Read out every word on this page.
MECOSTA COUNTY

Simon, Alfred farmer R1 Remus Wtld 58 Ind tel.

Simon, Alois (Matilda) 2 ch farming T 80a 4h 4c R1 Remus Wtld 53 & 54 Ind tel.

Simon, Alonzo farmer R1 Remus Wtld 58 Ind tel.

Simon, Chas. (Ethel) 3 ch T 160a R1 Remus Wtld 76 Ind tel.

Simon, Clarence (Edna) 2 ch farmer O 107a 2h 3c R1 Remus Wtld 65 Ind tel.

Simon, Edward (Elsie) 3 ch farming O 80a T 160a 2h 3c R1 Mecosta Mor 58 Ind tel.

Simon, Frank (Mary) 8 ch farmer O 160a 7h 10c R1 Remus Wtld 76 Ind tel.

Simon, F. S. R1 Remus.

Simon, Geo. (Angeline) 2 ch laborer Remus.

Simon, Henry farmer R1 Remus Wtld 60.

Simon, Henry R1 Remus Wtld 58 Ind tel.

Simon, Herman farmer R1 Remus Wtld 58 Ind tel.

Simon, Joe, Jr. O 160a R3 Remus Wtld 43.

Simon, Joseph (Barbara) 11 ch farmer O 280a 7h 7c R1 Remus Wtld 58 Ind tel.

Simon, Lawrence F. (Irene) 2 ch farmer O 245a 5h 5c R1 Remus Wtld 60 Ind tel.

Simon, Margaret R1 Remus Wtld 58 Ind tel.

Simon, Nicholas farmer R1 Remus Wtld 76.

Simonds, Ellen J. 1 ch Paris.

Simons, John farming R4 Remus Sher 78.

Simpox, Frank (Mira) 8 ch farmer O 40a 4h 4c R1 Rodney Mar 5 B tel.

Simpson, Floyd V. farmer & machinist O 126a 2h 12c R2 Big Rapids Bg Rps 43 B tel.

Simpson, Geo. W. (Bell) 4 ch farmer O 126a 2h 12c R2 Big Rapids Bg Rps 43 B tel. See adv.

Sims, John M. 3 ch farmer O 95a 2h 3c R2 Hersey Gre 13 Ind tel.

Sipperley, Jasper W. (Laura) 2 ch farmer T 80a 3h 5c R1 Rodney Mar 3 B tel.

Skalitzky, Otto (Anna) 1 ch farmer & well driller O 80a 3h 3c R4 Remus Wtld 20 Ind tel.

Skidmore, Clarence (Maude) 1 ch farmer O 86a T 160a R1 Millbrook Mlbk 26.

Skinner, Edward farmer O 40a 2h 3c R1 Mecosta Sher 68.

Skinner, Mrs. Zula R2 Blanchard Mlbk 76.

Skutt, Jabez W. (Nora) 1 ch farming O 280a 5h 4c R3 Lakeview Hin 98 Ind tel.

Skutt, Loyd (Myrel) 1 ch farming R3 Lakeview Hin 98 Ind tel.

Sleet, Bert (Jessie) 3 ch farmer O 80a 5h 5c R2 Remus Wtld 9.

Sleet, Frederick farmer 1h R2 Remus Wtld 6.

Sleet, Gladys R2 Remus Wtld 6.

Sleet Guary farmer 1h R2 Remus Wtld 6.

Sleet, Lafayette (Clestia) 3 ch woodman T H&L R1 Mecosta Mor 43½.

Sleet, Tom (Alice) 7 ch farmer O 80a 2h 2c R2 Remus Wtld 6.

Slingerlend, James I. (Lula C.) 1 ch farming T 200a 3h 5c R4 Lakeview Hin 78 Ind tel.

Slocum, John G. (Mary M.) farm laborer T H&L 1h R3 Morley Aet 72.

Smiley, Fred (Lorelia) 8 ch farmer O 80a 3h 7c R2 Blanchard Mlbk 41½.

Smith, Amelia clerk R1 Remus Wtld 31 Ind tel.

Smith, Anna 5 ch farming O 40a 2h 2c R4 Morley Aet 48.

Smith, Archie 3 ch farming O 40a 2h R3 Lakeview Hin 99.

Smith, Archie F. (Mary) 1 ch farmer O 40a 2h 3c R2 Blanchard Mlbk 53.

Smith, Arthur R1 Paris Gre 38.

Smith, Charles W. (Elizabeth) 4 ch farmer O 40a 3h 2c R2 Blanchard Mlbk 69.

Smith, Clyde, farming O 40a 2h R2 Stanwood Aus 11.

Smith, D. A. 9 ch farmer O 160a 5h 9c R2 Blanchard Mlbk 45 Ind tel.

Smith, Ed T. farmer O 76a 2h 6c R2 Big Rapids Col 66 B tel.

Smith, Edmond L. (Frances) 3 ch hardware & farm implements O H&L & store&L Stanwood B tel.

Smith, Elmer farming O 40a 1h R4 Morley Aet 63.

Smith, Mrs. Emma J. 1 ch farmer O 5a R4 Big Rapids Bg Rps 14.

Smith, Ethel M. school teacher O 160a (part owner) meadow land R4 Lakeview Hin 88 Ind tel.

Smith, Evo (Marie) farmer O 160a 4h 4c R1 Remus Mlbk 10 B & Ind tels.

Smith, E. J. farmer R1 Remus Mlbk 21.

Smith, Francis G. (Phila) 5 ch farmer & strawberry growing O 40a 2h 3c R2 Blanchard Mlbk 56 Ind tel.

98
***
### Given instruction
Lines containing the string "Sleet" are to be selected and copied.

### Exercise solution
Sleet, Bert (Jessie) 3 ch farmer O 80a 5h 5c R2 Remus Wtld 9.
Sleet, Frederick farmer 1h R2 Remus Wtld 6.
Sleet, Gladys R2 Remus Wtld 6.
Sleet Guary farmer 1h R2 Remus Wtld 6.
Sleet, Lafayette (Clestia) 3 ch woodman T H&L R1 Mecosta Mor 43½.
Sleet, Tom (Alice) 7 ch farmer O 80a 2h 2c R2 Remus Wtld 6.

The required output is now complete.